What is needed - Review the material line by line. Identify and copy every line that contains the string "Europe".

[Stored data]
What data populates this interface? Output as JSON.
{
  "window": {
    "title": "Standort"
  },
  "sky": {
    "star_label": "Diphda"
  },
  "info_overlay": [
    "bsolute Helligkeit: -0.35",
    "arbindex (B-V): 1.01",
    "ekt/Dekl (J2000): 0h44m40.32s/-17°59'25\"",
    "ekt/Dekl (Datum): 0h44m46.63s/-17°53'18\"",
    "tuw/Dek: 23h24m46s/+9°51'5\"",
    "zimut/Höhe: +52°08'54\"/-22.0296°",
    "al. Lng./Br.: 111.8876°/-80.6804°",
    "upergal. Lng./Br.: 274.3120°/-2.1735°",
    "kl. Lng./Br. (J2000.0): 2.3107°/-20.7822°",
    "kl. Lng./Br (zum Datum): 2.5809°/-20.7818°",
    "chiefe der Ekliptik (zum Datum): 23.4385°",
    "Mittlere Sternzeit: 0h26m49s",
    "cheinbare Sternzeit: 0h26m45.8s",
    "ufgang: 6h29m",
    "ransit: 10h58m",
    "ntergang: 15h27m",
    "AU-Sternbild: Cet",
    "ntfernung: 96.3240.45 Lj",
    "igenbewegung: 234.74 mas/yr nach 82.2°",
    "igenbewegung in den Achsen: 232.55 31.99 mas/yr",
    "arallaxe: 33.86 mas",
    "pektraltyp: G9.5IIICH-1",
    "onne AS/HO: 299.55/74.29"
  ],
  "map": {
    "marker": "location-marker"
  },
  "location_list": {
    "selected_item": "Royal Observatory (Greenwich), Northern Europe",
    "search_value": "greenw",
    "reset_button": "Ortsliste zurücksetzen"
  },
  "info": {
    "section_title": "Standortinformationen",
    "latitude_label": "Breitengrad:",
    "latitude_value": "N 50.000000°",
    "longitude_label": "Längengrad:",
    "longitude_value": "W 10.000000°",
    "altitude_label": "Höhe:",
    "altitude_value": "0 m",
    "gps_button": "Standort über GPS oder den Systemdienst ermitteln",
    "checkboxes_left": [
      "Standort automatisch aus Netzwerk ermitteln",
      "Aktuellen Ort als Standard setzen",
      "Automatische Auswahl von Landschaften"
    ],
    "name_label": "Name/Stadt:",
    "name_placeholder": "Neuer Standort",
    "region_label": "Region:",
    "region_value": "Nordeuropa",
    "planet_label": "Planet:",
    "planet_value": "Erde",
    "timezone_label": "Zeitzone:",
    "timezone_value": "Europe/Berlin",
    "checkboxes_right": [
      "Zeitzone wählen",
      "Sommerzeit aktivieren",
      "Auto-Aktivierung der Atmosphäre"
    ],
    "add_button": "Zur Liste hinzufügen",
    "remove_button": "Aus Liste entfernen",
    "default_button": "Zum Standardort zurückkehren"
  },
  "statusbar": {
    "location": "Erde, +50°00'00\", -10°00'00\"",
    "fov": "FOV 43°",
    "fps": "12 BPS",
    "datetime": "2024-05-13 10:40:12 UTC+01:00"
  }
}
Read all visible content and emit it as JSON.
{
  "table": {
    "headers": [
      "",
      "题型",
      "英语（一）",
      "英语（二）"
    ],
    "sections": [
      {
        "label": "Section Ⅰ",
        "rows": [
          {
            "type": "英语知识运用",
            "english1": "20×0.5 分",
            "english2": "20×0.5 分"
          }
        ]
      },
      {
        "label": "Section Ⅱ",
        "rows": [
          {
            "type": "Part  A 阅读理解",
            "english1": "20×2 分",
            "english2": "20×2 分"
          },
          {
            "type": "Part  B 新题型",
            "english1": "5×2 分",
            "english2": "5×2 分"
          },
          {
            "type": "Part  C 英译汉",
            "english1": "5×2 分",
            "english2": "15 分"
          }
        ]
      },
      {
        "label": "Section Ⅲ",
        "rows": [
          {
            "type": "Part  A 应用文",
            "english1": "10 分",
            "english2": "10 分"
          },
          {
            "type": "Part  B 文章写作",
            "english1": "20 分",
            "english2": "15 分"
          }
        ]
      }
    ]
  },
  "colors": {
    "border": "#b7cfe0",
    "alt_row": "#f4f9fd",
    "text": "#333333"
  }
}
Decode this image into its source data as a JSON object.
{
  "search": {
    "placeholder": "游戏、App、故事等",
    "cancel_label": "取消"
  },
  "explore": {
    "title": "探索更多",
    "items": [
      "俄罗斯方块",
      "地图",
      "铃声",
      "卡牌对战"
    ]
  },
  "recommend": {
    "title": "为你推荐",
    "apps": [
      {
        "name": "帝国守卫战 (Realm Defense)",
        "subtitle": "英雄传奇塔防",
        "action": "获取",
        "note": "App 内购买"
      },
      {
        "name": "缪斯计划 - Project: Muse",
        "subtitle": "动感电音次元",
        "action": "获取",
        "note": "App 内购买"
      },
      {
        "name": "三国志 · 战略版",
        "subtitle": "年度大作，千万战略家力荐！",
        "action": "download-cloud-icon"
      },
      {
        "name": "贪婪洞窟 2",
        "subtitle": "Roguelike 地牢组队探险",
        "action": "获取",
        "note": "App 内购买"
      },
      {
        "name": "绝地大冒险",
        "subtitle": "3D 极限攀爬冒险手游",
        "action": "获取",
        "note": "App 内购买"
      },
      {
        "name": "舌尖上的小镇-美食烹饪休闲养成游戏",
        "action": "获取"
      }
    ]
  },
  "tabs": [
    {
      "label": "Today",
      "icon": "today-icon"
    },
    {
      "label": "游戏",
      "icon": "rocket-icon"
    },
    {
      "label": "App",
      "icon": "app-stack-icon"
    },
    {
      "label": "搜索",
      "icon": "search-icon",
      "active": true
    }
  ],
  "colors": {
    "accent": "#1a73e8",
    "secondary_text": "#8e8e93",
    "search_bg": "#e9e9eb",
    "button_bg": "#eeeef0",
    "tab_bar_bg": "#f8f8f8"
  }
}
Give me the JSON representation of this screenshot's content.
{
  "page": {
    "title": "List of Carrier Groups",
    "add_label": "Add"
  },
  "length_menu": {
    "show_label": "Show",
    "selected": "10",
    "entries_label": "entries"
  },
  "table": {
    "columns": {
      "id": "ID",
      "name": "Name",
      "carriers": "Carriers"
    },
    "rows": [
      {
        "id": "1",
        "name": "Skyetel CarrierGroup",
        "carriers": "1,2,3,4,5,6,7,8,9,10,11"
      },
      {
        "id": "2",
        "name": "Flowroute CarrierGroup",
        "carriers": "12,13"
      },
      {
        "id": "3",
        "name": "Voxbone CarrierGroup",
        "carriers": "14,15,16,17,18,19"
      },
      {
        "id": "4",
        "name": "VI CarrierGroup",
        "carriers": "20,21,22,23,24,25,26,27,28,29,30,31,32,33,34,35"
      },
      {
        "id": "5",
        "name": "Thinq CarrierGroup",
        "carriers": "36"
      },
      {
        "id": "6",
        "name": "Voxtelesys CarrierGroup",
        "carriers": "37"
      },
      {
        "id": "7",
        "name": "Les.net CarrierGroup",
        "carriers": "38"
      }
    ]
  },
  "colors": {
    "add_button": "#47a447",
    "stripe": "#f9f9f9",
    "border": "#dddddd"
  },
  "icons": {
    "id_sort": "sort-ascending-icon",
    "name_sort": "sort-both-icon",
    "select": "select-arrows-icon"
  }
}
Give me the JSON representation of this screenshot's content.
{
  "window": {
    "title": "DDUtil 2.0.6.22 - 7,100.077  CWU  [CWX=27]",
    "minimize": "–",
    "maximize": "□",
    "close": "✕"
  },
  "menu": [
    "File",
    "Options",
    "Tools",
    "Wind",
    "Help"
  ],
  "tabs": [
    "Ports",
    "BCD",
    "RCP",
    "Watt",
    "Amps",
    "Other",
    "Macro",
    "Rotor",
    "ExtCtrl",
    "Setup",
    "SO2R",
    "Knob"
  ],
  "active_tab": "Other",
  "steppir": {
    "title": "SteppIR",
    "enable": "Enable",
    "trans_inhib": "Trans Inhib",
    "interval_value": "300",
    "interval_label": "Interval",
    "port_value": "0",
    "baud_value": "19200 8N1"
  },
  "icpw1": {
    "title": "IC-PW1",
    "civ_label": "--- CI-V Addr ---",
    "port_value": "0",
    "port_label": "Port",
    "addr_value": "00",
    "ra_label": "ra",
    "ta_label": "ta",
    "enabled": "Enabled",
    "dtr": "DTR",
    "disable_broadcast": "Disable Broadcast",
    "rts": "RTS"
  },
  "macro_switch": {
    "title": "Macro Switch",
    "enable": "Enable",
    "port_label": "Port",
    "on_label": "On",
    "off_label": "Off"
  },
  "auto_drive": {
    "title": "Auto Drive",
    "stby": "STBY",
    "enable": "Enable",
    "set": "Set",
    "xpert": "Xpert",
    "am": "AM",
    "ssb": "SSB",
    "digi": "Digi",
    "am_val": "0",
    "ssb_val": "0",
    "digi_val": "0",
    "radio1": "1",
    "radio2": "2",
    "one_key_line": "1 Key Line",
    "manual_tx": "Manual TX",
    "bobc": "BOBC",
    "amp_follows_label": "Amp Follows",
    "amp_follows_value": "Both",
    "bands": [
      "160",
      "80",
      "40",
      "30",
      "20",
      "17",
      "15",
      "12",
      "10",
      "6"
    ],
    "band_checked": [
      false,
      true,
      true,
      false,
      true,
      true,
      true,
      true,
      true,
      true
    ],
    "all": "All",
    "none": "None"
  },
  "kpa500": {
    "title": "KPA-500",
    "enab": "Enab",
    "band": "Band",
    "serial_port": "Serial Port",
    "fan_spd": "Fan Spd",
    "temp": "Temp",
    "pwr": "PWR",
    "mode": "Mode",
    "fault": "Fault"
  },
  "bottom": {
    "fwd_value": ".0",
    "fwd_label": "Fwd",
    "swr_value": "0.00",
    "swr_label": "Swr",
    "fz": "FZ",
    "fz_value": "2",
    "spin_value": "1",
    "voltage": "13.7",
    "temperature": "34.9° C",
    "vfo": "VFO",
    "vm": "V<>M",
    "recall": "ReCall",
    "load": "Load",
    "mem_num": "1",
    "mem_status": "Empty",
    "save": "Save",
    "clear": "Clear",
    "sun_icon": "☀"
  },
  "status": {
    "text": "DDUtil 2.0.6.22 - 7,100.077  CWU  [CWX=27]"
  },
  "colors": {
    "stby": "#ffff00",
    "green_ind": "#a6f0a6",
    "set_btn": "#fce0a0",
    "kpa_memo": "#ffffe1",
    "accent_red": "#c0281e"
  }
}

Response to this exercise -
    "selected_item": "Royal Observatory (Greenwich), Northern Europe",
    "timezone_value": "Europe/Berlin",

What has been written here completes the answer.